- Article:

=-=-=

Movie Review: Zodiac - Page 2

Graysmith's own first book Zodiac is both intriguing and rather stupefying. (It’s a mere 350 pages; his sequel, Zodiac Unmasked, is an intimidating 560-page doorstop.) He's not a skilled prose stylist, to put it kindly, and the material is sometimes crudely edited. He's obsessive about detail, and finds connections in the evidence that others missed - yet he often seems unable to distinguish important facts from unimportant ones, or compelling logic from irrelevant coincidences (he devotes page after page to the dubious significance of the phases of the moon).

The filmmakers gently rib this aspect of Graysmith when Robert Downey’s Paul Avery sarcastically adds "Washington Street" to a list of "water place names" associated with the killer; Gyllenhaal's Graysmith misses the humor in the suggestion, saying, "You really think so?" And indeed in the book Washington Street is included in all seriousness in a "water place names" list – which is about as enlightening as all those moon phases and equinoxes. The movie takes another subtle dig at Graysmith, who’s described more than once as a “boy scout,” when Avery asks him what his angle is in pursuing the case, as opposed to the “business” reasons for the newspaper and the police to do so. “What do you mean by ‘business’?” retorts Graysmith, meaning he’s only in it to find the truth. And yet of the main Zodiac figures, who has gotten the principal commercial payoff ? With two best-sellers and a movie deal, it’s the Boy Scout himself.

=-=-=

- What this exercise asks:
**A.** Summarize the Zodiac review in two sentences.
**B.** Answer these questions from the Zodiac review, one per line:
(i) How many pages is Zodiac Unmasked?
(ii) Which street does Paul Avery sarcastically add to the list of "water place names"?
(iii) What phrase is used more than once to describe Graysmith?
**C.** Write the next paragraph of the Zodiac review, picking up after its final sentence.
The material that comes after this review has no connection to it.

- Given material:
=-=-=

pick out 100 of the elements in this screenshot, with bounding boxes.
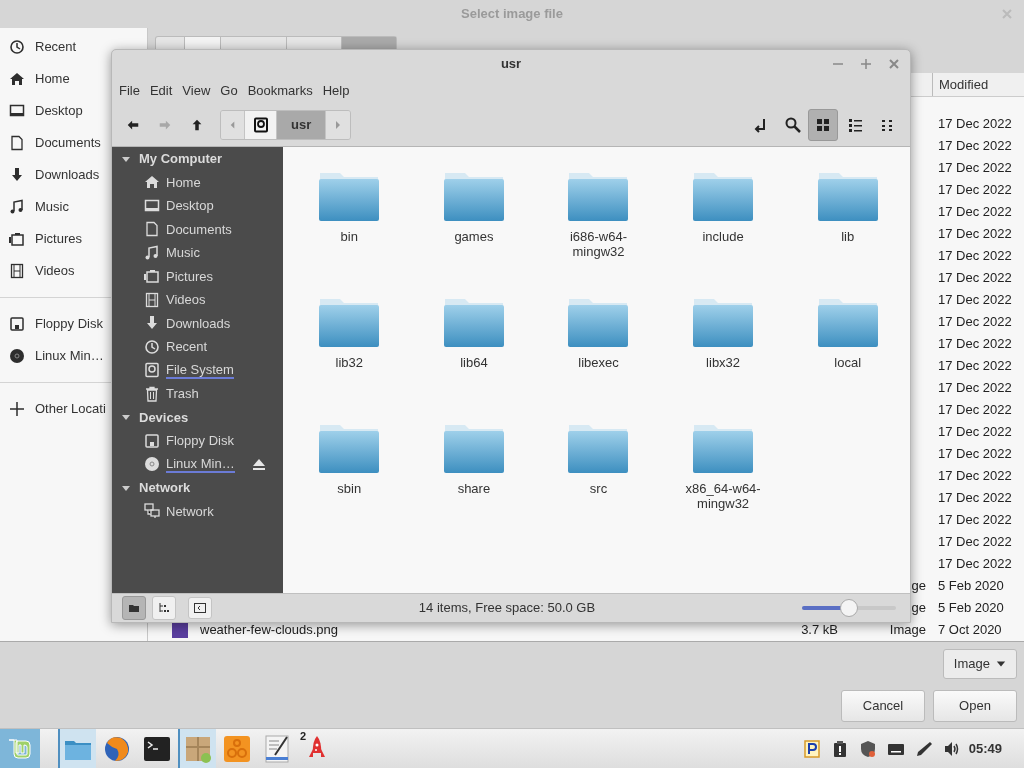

=-=-=

- Task responses:
**A.** Graysmith's first book, Zodiac, is intriguing but stupefying: his prose is unskilled, the editing is sometimes crude, and his obsession with detail often fails to separate important facts and compelling logic from irrelevant coincidences such as moon phases. The film gently mocks this, and also jabs at his "boy scout" image by having him deny any business angle, even though his two best-sellers and a movie deal have made him the main commercial beneficiary of the case.

**B.**
(i) 560 pages
(ii) Washington Street
(iii) "boy scout"

**C.**
Is the movie telling us we’re selfish fools for fixating on the unknowable, while possibly prolonging the suffering of the victims’ families? In director David Fincher's hands, we're all only too willing to become nerdy serial killer obsessives like Robert Graysmith. Then he invites us to look in the mirror. Zodiac is a disquieting movie, and possibly a great one.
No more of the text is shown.